### Requirements
Report how many lines contain "marker". The answer is a single number.

* * * * * * * * *

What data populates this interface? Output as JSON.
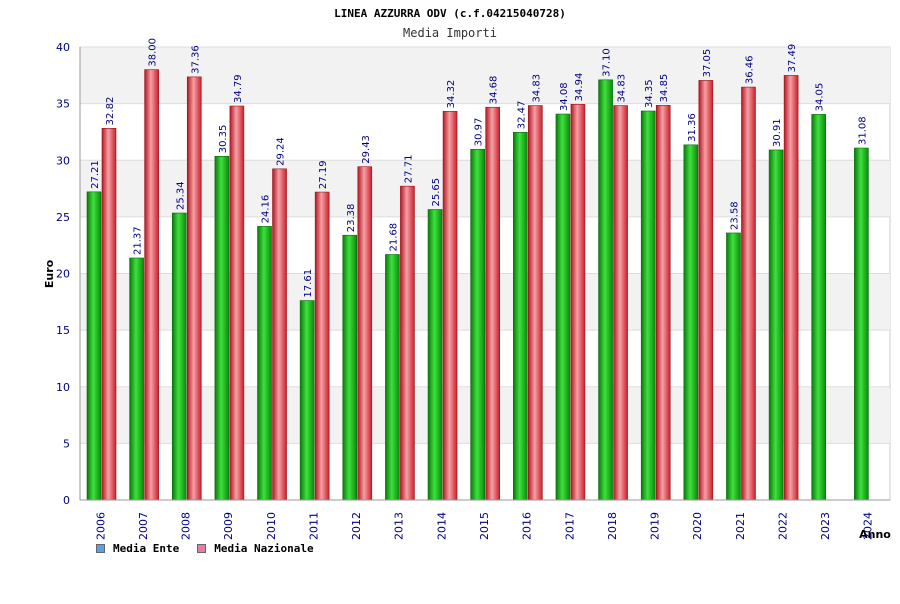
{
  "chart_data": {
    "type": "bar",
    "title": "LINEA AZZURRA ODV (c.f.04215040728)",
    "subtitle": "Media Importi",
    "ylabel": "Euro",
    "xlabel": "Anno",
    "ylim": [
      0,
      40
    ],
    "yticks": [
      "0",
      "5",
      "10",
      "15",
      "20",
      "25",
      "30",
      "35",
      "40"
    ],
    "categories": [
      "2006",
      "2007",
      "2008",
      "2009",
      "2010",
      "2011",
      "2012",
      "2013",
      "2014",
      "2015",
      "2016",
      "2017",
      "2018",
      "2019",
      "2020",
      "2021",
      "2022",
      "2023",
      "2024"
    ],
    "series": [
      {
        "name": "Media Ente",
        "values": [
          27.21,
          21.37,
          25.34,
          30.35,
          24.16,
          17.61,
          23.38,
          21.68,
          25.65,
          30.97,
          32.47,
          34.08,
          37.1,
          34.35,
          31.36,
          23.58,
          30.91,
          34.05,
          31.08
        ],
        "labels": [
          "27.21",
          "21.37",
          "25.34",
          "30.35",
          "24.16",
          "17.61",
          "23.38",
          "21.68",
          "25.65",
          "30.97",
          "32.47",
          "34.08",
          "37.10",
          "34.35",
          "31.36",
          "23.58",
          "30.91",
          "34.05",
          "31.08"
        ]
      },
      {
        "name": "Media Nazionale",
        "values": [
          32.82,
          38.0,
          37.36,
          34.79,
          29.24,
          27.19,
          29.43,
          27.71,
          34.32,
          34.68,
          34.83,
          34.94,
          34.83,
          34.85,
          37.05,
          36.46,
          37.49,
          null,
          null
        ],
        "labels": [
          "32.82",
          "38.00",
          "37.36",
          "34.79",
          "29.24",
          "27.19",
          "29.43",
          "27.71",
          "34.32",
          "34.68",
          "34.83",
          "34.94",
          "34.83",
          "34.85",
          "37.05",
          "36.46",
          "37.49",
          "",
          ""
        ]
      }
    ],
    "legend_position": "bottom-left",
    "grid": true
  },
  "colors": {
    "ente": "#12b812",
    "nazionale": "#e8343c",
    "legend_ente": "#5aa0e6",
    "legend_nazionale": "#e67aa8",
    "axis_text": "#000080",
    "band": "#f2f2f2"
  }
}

* * * * * * * * *

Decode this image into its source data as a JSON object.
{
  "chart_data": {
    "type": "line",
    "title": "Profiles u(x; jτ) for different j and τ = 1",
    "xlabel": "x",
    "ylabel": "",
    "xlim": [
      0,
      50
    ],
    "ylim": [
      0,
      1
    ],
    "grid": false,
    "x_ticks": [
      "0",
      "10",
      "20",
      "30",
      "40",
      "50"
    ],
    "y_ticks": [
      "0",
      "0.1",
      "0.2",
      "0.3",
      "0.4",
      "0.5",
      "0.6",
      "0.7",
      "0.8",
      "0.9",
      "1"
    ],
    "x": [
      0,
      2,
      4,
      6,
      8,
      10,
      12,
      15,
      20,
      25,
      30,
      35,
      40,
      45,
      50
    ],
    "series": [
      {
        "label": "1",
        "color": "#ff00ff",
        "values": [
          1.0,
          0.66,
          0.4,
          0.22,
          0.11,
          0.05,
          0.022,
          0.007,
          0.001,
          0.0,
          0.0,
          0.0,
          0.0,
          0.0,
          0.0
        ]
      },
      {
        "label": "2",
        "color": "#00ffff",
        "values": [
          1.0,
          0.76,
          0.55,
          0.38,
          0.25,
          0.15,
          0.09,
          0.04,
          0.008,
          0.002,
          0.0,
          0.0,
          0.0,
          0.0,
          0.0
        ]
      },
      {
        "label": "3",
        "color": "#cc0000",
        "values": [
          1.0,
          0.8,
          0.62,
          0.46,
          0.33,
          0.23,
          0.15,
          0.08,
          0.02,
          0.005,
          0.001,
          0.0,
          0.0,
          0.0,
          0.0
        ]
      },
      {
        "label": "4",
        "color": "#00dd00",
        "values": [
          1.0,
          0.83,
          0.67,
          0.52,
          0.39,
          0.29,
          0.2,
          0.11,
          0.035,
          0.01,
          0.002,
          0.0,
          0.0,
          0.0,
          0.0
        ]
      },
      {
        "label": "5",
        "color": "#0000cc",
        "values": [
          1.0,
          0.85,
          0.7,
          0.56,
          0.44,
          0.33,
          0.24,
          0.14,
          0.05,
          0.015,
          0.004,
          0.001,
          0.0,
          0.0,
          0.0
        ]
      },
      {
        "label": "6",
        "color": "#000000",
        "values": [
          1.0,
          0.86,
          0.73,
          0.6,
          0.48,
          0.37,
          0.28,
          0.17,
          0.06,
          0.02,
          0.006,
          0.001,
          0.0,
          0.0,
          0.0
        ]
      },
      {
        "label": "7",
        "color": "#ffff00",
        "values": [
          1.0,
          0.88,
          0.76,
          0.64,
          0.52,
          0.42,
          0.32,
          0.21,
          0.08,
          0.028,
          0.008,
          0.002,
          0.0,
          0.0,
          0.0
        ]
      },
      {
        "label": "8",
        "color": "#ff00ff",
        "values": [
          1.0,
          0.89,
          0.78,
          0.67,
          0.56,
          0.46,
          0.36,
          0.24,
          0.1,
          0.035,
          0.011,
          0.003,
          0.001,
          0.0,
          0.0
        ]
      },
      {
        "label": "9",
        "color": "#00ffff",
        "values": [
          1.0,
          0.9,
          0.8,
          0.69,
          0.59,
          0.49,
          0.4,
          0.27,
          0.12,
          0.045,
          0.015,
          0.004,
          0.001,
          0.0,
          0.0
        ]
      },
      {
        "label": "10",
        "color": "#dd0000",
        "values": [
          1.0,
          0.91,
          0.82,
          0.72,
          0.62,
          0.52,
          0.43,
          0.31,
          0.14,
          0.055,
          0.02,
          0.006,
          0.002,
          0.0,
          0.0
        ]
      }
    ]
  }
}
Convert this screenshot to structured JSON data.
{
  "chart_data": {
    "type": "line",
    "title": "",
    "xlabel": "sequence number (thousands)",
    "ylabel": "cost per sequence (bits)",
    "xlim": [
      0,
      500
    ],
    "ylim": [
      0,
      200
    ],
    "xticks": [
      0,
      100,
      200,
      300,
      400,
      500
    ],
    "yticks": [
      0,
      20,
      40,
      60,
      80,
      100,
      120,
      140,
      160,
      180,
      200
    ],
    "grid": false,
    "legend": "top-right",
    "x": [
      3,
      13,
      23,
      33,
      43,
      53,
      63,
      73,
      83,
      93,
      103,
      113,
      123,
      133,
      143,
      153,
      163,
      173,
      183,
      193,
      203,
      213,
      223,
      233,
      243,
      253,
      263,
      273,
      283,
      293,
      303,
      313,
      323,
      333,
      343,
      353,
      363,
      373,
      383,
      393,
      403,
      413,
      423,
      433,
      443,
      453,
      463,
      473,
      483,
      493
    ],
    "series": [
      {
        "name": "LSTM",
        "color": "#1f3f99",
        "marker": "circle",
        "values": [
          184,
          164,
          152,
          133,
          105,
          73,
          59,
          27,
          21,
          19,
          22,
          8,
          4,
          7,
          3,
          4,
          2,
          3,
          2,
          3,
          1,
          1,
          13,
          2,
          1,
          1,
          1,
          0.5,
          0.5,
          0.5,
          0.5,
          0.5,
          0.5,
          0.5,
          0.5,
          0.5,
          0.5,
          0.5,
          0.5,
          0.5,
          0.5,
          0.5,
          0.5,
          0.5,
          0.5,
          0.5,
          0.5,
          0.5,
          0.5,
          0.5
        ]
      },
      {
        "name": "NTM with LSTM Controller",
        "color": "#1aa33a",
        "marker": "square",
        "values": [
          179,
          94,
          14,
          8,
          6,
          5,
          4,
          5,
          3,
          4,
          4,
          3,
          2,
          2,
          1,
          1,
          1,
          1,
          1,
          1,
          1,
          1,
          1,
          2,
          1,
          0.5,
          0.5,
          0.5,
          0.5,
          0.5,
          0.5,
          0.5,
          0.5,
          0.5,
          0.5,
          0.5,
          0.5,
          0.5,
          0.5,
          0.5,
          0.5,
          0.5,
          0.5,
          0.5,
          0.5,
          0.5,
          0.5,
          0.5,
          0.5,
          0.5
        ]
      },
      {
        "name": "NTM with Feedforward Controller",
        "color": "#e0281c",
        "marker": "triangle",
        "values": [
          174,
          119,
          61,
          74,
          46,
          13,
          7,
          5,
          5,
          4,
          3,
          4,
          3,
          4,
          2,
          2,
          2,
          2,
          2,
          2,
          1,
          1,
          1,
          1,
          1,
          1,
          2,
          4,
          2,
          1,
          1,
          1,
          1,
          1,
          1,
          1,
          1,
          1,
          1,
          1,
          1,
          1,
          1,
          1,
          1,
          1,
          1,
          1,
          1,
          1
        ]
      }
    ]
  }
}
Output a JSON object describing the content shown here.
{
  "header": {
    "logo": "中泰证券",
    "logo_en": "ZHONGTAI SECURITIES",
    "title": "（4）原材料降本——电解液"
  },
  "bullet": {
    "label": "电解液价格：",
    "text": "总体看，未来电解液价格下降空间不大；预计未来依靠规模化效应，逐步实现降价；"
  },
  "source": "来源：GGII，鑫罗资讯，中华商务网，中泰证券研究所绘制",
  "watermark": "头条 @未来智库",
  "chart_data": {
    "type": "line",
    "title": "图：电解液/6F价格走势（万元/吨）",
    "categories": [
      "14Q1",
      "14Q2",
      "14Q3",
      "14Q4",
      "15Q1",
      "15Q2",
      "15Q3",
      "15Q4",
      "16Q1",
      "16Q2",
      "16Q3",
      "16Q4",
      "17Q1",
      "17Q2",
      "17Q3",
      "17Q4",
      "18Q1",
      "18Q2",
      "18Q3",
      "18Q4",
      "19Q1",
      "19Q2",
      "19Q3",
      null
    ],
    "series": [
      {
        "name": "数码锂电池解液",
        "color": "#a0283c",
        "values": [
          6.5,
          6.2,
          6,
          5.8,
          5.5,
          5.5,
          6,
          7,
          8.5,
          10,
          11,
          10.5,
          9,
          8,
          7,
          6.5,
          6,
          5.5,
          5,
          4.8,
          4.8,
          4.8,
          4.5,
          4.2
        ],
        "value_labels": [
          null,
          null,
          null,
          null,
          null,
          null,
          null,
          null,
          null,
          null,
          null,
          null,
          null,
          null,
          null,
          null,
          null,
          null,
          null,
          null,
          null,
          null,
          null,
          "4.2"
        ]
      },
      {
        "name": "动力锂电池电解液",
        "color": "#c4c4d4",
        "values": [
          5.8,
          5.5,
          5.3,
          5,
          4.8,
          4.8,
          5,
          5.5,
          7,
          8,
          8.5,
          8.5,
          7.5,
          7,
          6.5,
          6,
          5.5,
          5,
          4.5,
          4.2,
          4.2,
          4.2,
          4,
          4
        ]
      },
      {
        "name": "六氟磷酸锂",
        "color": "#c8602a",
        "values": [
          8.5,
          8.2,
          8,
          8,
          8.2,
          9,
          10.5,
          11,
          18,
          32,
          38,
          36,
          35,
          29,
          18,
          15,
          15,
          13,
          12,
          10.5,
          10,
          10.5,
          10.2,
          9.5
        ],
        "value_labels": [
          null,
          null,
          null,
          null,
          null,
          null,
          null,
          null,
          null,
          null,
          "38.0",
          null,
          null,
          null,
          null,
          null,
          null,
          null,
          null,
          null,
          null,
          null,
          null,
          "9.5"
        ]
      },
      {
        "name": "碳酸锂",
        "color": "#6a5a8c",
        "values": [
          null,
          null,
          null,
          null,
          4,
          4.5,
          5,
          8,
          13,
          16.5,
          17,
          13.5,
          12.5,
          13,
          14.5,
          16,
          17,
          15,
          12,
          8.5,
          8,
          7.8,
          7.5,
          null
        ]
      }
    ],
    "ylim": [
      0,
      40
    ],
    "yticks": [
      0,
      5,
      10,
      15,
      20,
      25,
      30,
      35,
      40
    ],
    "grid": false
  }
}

* * * * * * * * *

### Written solution
3